### Available records
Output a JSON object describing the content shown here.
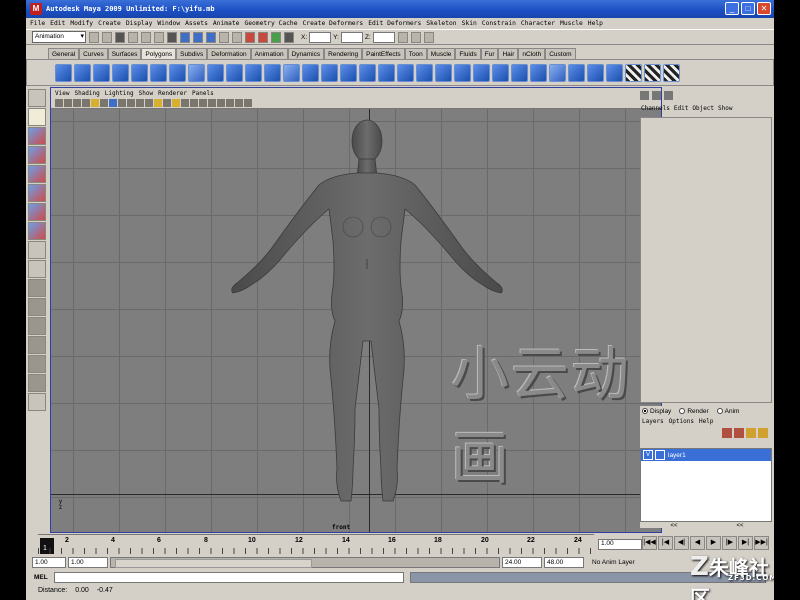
{
  "window": {
    "title": "Autodesk Maya 2009 Unlimited: F:\\yifu.mb",
    "min_label": "_",
    "max_label": "□",
    "close_label": "✕"
  },
  "menubar": [
    "File",
    "Edit",
    "Modify",
    "Create",
    "Display",
    "Window",
    "Assets",
    "Animate",
    "Geometry Cache",
    "Create Deformers",
    "Edit Deformers",
    "Skeleton",
    "Skin",
    "Constrain",
    "Character",
    "Muscle",
    "Help"
  ],
  "status_line": {
    "mode": "Animation",
    "x_label": "X:",
    "y_label": "Y:",
    "z_label": "Z:"
  },
  "shelf_tabs": [
    "General",
    "Curves",
    "Surfaces",
    "Polygons",
    "Subdivs",
    "Deformation",
    "Animation",
    "Dynamics",
    "Rendering",
    "PaintEffects",
    "Toon",
    "Muscle",
    "Fluids",
    "Fur",
    "Hair",
    "nCloth",
    "Custom"
  ],
  "shelf_active": "Polygons",
  "viewport": {
    "menu": [
      "View",
      "Shading",
      "Lighting",
      "Show",
      "Renderer",
      "Panels"
    ],
    "camera_label": "front",
    "watermark": "小云动画",
    "gnomon_y": "y",
    "gnomon_z": "z"
  },
  "channel_box": {
    "menu": [
      "Channels",
      "Edit",
      "Object",
      "Show"
    ]
  },
  "layer_editor": {
    "modes": [
      "Display",
      "Render",
      "Anim"
    ],
    "selected_mode": "Display",
    "menu": [
      "Layers",
      "Options",
      "Help"
    ],
    "layers": [
      {
        "visible": "V",
        "name": "layer1"
      }
    ],
    "nav_left": "<<",
    "nav_right": "<<"
  },
  "timeline": {
    "current_frame": "1",
    "ticks": [
      "2",
      "4",
      "6",
      "8",
      "10",
      "12",
      "14",
      "16",
      "18",
      "20",
      "22",
      "24"
    ],
    "frame_field": "1.00"
  },
  "playback_buttons": [
    "|◀◀",
    "|◀",
    "◀|",
    "◀",
    "▶",
    "|▶",
    "▶|",
    "▶▶|"
  ],
  "range": {
    "start": "1.00",
    "playback_start": "1.00",
    "playback_end": "24.00",
    "end": "48.00",
    "anim_layer": "No Anim Layer"
  },
  "command_line": {
    "label": "MEL"
  },
  "help_line": {
    "distance_label": "Distance:",
    "value1": "0.00",
    "value2": "-0.47"
  },
  "logo": {
    "text": "朱峰社区",
    "sub": "ZF3D.COM"
  },
  "colors": {
    "title_bar": "#1b4fc2",
    "viewport_bg": "#7e7e7e",
    "layer_selected": "#3a6fd8"
  }
}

### Task to complete
Exclude every picture and copy the remaining data exactly.

### Task output
Output a JSON object describing the content shown here.
{
  "window": {
    "title": "Autodesk Maya 2009 Unlimited: F:\\yifu.mb",
    "min_label": "_",
    "max_label": "□",
    "close_label": "✕"
  },
  "menubar": [
    "File",
    "Edit",
    "Modify",
    "Create",
    "Display",
    "Window",
    "Assets",
    "Animate",
    "Geometry Cache",
    "Create Deformers",
    "Edit Deformers",
    "Skeleton",
    "Skin",
    "Constrain",
    "Character",
    "Muscle",
    "Help"
  ],
  "status_line": {
    "mode": "Animation",
    "x_label": "X:",
    "y_label": "Y:",
    "z_label": "Z:"
  },
  "shelf_tabs": [
    "General",
    "Curves",
    "Surfaces",
    "Polygons",
    "Subdivs",
    "Deformation",
    "Animation",
    "Dynamics",
    "Rendering",
    "PaintEffects",
    "Toon",
    "Muscle",
    "Fluids",
    "Fur",
    "Hair",
    "nCloth",
    "Custom"
  ],
  "shelf_active": "Polygons",
  "viewport": {
    "menu": [
      "View",
      "Shading",
      "Lighting",
      "Show",
      "Renderer",
      "Panels"
    ],
    "camera_label": "front",
    "watermark": "小云动画",
    "gnomon_y": "y",
    "gnomon_z": "z"
  },
  "channel_box": {
    "menu": [
      "Channels",
      "Edit",
      "Object",
      "Show"
    ]
  },
  "layer_editor": {
    "modes": [
      "Display",
      "Render",
      "Anim"
    ],
    "selected_mode": "Display",
    "menu": [
      "Layers",
      "Options",
      "Help"
    ],
    "layers": [
      {
        "visible": "V",
        "name": "layer1"
      }
    ],
    "nav_left": "<<",
    "nav_right": "<<"
  },
  "timeline": {
    "current_frame": "1",
    "ticks": [
      "2",
      "4",
      "6",
      "8",
      "10",
      "12",
      "14",
      "16",
      "18",
      "20",
      "22",
      "24"
    ],
    "frame_field": "1.00"
  },
  "playback_buttons": [
    "|◀◀",
    "|◀",
    "◀|",
    "◀",
    "▶",
    "|▶",
    "▶|",
    "▶▶|"
  ],
  "range": {
    "start": "1.00",
    "playback_start": "1.00",
    "playback_end": "24.00",
    "end": "48.00",
    "anim_layer": "No Anim Layer"
  },
  "command_line": {
    "label": "MEL"
  },
  "help_line": {
    "distance_label": "Distance:",
    "value1": "0.00",
    "value2": "-0.47"
  },
  "logo": {
    "text": "朱峰社区",
    "sub": "ZF3D.COM"
  },
  "colors": {
    "title_bar": "#1b4fc2",
    "viewport_bg": "#7e7e7e",
    "layer_selected": "#3a6fd8"
  }
}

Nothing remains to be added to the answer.